What is required
Every line in the listing is to be echoed verbatim.

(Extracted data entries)
>> begin

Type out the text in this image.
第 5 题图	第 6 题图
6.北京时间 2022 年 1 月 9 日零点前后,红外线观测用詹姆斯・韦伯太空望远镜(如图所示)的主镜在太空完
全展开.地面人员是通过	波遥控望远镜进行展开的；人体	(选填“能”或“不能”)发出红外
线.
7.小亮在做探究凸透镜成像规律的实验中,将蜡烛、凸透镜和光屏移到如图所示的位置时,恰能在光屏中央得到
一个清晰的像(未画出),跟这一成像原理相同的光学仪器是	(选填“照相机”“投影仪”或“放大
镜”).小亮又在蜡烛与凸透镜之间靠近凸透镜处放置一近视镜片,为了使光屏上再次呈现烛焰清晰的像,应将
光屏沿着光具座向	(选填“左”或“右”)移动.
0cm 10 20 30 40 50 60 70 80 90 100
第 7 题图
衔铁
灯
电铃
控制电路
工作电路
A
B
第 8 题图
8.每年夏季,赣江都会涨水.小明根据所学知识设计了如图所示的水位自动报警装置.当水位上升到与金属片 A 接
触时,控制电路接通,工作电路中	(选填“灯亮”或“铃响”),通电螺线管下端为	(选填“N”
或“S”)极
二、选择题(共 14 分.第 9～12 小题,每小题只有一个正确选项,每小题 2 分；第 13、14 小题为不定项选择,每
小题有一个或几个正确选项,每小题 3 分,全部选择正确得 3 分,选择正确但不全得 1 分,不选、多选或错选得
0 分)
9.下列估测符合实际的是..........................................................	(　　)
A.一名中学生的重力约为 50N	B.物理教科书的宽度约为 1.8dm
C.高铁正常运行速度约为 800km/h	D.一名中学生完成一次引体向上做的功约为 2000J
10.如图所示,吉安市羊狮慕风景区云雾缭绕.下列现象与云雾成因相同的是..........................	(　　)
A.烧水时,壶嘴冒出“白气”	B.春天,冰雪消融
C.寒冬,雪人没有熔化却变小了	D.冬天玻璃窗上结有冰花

>> end

Reply to the exercise
Type out the text in this image.
第 5 题图	第 6 题图
6.北京时间 2022 年 1 月 9 日零点前后,红外线观测用詹姆斯・韦伯太空望远镜(如图所示)的主镜在太空完
全展开.地面人员是通过	波遥控望远镜进行展开的；人体	(选填“能”或“不能”)发出红外
线.
7.小亮在做探究凸透镜成像规律的实验中,将蜡烛、凸透镜和光屏移到如图所示的位置时,恰能在光屏中央得到
一个清晰的像(未画出),跟这一成像原理相同的光学仪器是	(选填“照相机”“投影仪”或“放大
镜”).小亮又在蜡烛与凸透镜之间靠近凸透镜处放置一近视镜片,为了使光屏上再次呈现烛焰清晰的像,应将
光屏沿着光具座向	(选填“左”或“右”)移动.
0cm 10 20 30 40 50 60 70 80 90 100
第 7 题图
衔铁
灯
电铃
控制电路
工作电路
A
B
第 8 题图
8.每年夏季,赣江都会涨水.小明根据所学知识设计了如图所示的水位自动报警装置.当水位上升到与金属片 A 接
触时,控制电路接通,工作电路中	(选填“灯亮”或“铃响”),通电螺线管下端为	(选填“N”
或“S”)极
二、选择题(共 14 分.第 9～12 小题,每小题只有一个正确选项,每小题 2 分；第 13、14 小题为不定项选择,每
小题有一个或几个正确选项,每小题 3 分,全部选择正确得 3 分,选择正确但不全得 1 分,不选、多选或错选得
0 分)
9.下列估测符合实际的是..........................................................	(　　)
A.一名中学生的重力约为 50N	B.物理教科书的宽度约为 1.8dm
C.高铁正常运行速度约为 800km/h	D.一名中学生完成一次引体向上做的功约为 2000J
10.如图所示,吉安市羊狮慕风景区云雾缭绕.下列现象与云雾成因相同的是..........................	(　　)
A.烧水时,壶嘴冒出“白气”	B.春天,冰雪消融
C.寒冬,雪人没有熔化却变小了	D.冬天玻璃窗上结有冰花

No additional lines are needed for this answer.